Problem details: Your task is to transcribe the data in full.

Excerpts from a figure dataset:
========================================
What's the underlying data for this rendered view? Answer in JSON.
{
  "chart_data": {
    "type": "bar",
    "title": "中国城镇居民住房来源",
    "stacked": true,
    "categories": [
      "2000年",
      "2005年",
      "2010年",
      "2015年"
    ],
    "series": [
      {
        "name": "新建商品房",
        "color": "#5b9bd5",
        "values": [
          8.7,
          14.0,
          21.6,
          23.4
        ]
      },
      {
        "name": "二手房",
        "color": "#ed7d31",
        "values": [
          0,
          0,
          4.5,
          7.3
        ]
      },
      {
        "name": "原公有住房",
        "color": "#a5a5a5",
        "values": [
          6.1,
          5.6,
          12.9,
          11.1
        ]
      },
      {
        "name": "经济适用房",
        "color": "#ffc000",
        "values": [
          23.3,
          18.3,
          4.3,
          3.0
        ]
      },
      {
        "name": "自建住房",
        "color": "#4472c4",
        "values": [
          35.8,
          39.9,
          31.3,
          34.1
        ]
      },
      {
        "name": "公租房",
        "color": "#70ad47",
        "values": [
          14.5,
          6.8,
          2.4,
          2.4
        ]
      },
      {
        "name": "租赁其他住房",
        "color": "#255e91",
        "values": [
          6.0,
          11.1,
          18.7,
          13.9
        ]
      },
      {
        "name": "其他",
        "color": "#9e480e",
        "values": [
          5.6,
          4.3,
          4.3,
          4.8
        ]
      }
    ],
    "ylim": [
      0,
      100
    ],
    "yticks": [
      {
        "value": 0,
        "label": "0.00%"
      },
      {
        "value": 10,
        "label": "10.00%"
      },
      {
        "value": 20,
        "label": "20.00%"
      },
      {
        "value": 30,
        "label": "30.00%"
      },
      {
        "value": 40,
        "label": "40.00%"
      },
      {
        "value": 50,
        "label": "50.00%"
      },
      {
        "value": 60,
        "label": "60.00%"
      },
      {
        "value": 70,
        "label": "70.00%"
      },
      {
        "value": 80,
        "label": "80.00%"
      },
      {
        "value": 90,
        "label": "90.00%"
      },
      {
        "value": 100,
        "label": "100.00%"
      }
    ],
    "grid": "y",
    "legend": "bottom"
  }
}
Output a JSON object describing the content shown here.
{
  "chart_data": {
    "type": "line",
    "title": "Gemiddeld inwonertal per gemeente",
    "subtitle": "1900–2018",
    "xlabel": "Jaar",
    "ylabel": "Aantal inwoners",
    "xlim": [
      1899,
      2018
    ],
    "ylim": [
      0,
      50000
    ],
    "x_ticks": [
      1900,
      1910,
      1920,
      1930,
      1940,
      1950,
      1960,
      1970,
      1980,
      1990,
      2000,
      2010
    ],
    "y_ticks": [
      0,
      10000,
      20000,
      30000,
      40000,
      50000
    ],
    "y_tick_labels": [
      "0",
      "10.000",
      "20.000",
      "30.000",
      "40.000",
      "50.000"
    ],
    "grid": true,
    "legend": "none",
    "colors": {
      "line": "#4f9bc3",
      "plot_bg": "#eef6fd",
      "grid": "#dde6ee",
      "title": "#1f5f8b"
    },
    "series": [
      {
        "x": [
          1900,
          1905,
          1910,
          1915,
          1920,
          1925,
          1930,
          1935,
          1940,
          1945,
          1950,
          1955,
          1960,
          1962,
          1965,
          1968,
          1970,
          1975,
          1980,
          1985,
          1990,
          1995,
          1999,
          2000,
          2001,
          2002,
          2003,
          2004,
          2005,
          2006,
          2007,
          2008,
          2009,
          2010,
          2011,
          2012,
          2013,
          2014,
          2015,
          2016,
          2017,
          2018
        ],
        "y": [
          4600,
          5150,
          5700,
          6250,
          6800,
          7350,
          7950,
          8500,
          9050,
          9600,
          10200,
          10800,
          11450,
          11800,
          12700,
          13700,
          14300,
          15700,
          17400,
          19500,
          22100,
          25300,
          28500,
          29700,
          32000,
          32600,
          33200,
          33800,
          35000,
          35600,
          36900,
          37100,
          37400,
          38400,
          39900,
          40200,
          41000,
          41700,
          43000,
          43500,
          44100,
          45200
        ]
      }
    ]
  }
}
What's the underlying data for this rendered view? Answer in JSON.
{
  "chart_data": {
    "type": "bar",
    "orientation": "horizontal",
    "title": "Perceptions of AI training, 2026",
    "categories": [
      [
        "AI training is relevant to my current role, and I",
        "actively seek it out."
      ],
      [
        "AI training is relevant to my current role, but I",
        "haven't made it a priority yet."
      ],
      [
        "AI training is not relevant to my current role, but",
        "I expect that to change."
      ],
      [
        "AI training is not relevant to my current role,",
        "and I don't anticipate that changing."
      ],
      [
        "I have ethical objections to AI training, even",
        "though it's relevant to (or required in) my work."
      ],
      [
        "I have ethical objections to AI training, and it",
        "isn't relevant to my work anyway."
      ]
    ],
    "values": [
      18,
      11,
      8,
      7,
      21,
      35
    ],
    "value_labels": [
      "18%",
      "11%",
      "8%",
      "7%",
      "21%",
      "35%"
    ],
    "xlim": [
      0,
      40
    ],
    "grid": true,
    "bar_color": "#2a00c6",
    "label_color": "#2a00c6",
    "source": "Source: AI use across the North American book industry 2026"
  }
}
========================================
Exercise output:
What's the underlying data for this rendered view? Answer in JSON.
{
  "chart_data": {
    "type": "bar",
    "title": "中国城镇居民住房来源",
    "stacked": true,
    "categories": [
      "2000年",
      "2005年",
      "2010年",
      "2015年"
    ],
    "series": [
      {
        "name": "新建商品房",
        "color": "#5b9bd5",
        "values": [
          8.7,
          14.0,
          21.6,
          23.4
        ]
      },
      {
        "name": "二手房",
        "color": "#ed7d31",
        "values": [
          0,
          0,
          4.5,
          7.3
        ]
      },
      {
        "name": "原公有住房",
        "color": "#a5a5a5",
        "values": [
          6.1,
          5.6,
          12.9,
          11.1
        ]
      },
      {
        "name": "经济适用房",
        "color": "#ffc000",
        "values": [
          23.3,
          18.3,
          4.3,
          3.0
        ]
      },
      {
        "name": "自建住房",
        "color": "#4472c4",
        "values": [
          35.8,
          39.9,
          31.3,
          34.1
        ]
      },
      {
        "name": "公租房",
        "color": "#70ad47",
        "values": [
          14.5,
          6.8,
          2.4,
          2.4
        ]
      },
      {
        "name": "租赁其他住房",
        "color": "#255e91",
        "values": [
          6.0,
          11.1,
          18.7,
          13.9
        ]
      },
      {
        "name": "其他",
        "color": "#9e480e",
        "values": [
          5.6,
          4.3,
          4.3,
          4.8
        ]
      }
    ],
    "ylim": [
      0,
      100
    ],
    "yticks": [
      {
        "value": 0,
        "label": "0.00%"
      },
      {
        "value": 10,
        "label": "10.00%"
      },
      {
        "value": 20,
        "label": "20.00%"
      },
      {
        "value": 30,
        "label": "30.00%"
      },
      {
        "value": 40,
        "label": "40.00%"
      },
      {
        "value": 50,
        "label": "50.00%"
      },
      {
        "value": 60,
        "label": "60.00%"
      },
      {
        "value": 70,
        "label": "70.00%"
      },
      {
        "value": 80,
        "label": "80.00%"
      },
      {
        "value": 90,
        "label": "90.00%"
      },
      {
        "value": 100,
        "label": "100.00%"
      }
    ],
    "grid": "y",
    "legend": "bottom"
  }
}
Output a JSON object describing the content shown here.
{
  "chart_data": {
    "type": "line",
    "title": "Gemiddeld inwonertal per gemeente",
    "subtitle": "1900–2018",
    "xlabel": "Jaar",
    "ylabel": "Aantal inwoners",
    "xlim": [
      1899,
      2018
    ],
    "ylim": [
      0,
      50000
    ],
    "x_ticks": [
      1900,
      1910,
      1920,
      1930,
      1940,
      1950,
      1960,
      1970,
      1980,
      1990,
      2000,
      2010
    ],
    "y_ticks": [
      0,
      10000,
      20000,
      30000,
      40000,
      50000
    ],
    "y_tick_labels": [
      "0",
      "10.000",
      "20.000",
      "30.000",
      "40.000",
      "50.000"
    ],
    "grid": true,
    "legend": "none",
    "colors": {
      "line": "#4f9bc3",
      "plot_bg": "#eef6fd",
      "grid": "#dde6ee",
      "title": "#1f5f8b"
    },
    "series": [
      {
        "x": [
          1900,
          1905,
          1910,
          1915,
          1920,
          1925,
          1930,
          1935,
          1940,
          1945,
          1950,
          1955,
          1960,
          1962,
          1965,
          1968,
          1970,
          1975,
          1980,
          1985,
          1990,
          1995,
          1999,
          2000,
          2001,
          2002,
          2003,
          2004,
          2005,
          2006,
          2007,
          2008,
          2009,
          2010,
          2011,
          2012,
          2013,
          2014,
          2015,
          2016,
          2017,
          2018
        ],
        "y": [
          4600,
          5150,
          5700,
          6250,
          6800,
          7350,
          7950,
          8500,
          9050,
          9600,
          10200,
          10800,
          11450,
          11800,
          12700,
          13700,
          14300,
          15700,
          17400,
          19500,
          22100,
          25300,
          28500,
          29700,
          32000,
          32600,
          33200,
          33800,
          35000,
          35600,
          36900,
          37100,
          37400,
          38400,
          39900,
          40200,
          41000,
          41700,
          43000,
          43500,
          44100,
          45200
        ]
      }
    ]
  }
}
What's the underlying data for this rendered view? Answer in JSON.
{
  "chart_data": {
    "type": "bar",
    "orientation": "horizontal",
    "title": "Perceptions of AI training, 2026",
    "categories": [
      [
        "AI training is relevant to my current role, and I",
        "actively seek it out."
      ],
      [
        "AI training is relevant to my current role, but I",
        "haven't made it a priority yet."
      ],
      [
        "AI training is not relevant to my current role, but",
        "I expect that to change."
      ],
      [
        "AI training is not relevant to my current role,",
        "and I don't anticipate that changing."
      ],
      [
        "I have ethical objections to AI training, even",
        "though it's relevant to (or required in) my work."
      ],
      [
        "I have ethical objections to AI training, and it",
        "isn't relevant to my work anyway."
      ]
    ],
    "values": [
      18,
      11,
      8,
      7,
      21,
      35
    ],
    "value_labels": [
      "18%",
      "11%",
      "8%",
      "7%",
      "21%",
      "35%"
    ],
    "xlim": [
      0,
      40
    ],
    "grid": true,
    "bar_color": "#2a00c6",
    "label_color": "#2a00c6",
    "source": "Source: AI use across the North American book industry 2026"
  }
}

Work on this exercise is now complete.